┌──

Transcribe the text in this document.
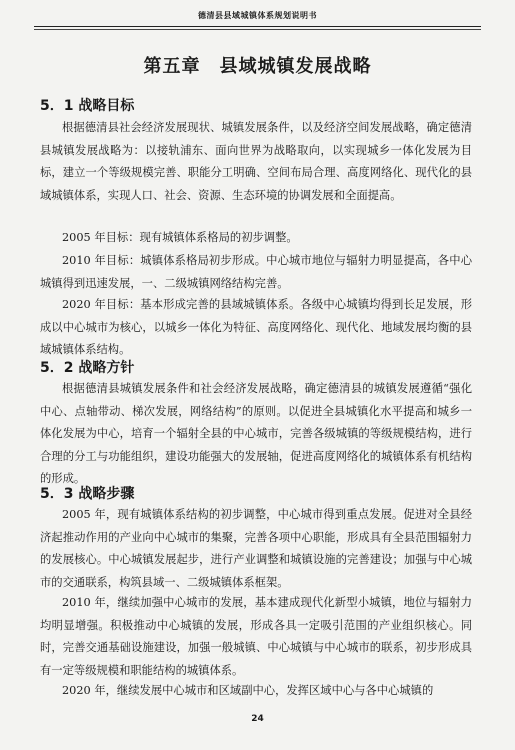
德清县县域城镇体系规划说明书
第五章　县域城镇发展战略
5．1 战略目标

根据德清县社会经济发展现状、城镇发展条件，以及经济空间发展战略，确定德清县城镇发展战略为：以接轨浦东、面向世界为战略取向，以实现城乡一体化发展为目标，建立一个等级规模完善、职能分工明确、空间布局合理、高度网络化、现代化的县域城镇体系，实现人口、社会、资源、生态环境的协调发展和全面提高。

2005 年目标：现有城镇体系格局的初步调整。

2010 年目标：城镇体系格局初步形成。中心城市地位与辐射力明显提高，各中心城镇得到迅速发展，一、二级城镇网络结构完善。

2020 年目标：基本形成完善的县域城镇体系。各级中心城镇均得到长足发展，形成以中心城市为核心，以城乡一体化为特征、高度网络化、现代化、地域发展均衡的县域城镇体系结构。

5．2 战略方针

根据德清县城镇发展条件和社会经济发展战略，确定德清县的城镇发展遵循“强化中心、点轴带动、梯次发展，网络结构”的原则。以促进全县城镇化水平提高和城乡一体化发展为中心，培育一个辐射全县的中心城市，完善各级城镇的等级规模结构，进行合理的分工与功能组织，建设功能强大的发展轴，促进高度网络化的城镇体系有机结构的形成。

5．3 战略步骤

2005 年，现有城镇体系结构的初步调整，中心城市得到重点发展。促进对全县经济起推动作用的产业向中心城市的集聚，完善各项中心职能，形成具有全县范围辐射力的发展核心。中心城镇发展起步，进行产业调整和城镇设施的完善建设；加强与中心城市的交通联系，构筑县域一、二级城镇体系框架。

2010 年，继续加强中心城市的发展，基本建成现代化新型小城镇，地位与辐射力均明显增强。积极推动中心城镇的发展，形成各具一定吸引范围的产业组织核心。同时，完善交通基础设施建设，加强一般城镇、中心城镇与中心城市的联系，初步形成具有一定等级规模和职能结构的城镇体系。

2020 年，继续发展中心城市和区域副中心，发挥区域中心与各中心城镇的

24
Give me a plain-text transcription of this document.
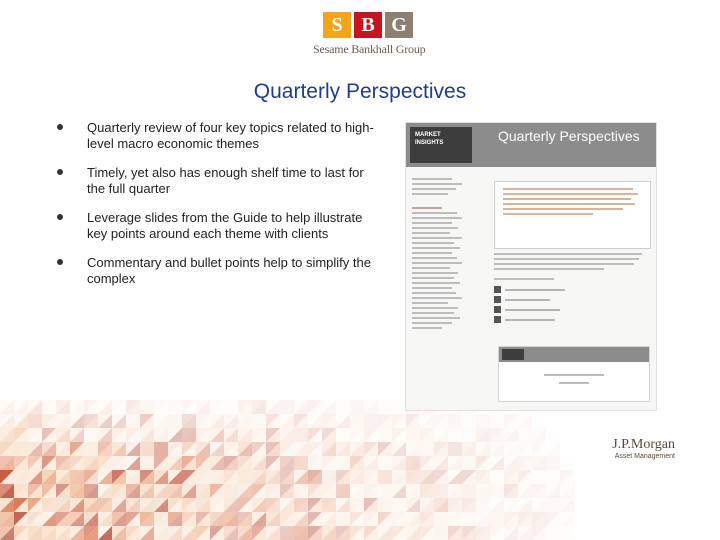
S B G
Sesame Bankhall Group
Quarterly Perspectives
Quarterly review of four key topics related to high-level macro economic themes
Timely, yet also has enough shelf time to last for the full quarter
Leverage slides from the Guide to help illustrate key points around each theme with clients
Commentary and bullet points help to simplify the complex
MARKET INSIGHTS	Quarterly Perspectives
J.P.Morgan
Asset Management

└──
┌──

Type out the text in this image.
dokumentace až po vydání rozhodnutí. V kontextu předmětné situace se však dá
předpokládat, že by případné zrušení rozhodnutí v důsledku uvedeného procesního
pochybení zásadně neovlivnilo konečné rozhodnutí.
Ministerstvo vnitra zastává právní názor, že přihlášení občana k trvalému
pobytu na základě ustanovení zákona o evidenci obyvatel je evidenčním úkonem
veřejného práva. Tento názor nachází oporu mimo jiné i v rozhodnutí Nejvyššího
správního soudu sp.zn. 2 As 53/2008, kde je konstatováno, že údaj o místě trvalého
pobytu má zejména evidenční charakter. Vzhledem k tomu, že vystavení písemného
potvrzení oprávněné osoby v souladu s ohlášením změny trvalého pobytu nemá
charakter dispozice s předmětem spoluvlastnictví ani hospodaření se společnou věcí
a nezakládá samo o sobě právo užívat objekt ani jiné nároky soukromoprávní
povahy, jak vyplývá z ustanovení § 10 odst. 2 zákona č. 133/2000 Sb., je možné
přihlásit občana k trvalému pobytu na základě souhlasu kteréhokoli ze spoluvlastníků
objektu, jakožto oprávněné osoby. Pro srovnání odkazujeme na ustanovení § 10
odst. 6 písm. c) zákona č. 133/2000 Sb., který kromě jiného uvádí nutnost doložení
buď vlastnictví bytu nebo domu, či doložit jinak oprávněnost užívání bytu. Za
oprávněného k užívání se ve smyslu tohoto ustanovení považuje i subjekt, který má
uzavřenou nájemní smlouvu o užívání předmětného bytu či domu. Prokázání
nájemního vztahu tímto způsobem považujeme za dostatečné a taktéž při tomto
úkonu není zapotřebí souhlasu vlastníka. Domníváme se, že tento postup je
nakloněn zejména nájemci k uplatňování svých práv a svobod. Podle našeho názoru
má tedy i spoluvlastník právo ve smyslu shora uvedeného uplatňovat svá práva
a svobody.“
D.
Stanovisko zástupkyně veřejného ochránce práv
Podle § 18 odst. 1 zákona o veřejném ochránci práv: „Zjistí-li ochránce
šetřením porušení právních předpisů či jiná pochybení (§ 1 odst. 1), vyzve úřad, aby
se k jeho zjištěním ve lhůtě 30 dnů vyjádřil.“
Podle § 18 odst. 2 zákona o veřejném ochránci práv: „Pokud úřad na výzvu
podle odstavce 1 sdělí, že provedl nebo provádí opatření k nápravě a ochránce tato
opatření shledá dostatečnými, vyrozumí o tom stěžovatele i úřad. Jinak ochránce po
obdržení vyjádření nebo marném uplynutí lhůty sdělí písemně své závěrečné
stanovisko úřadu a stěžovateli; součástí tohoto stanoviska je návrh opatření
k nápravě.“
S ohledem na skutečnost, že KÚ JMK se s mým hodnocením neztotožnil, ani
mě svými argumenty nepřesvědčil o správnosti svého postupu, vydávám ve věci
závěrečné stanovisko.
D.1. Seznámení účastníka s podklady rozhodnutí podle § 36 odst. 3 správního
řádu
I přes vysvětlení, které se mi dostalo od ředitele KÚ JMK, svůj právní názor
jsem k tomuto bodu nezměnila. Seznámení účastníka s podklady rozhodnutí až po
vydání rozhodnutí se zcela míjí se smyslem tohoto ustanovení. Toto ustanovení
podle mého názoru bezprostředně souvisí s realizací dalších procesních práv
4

└──

» Required work
Write only the number of lines in the records that include the word "vydání".

» Task output
2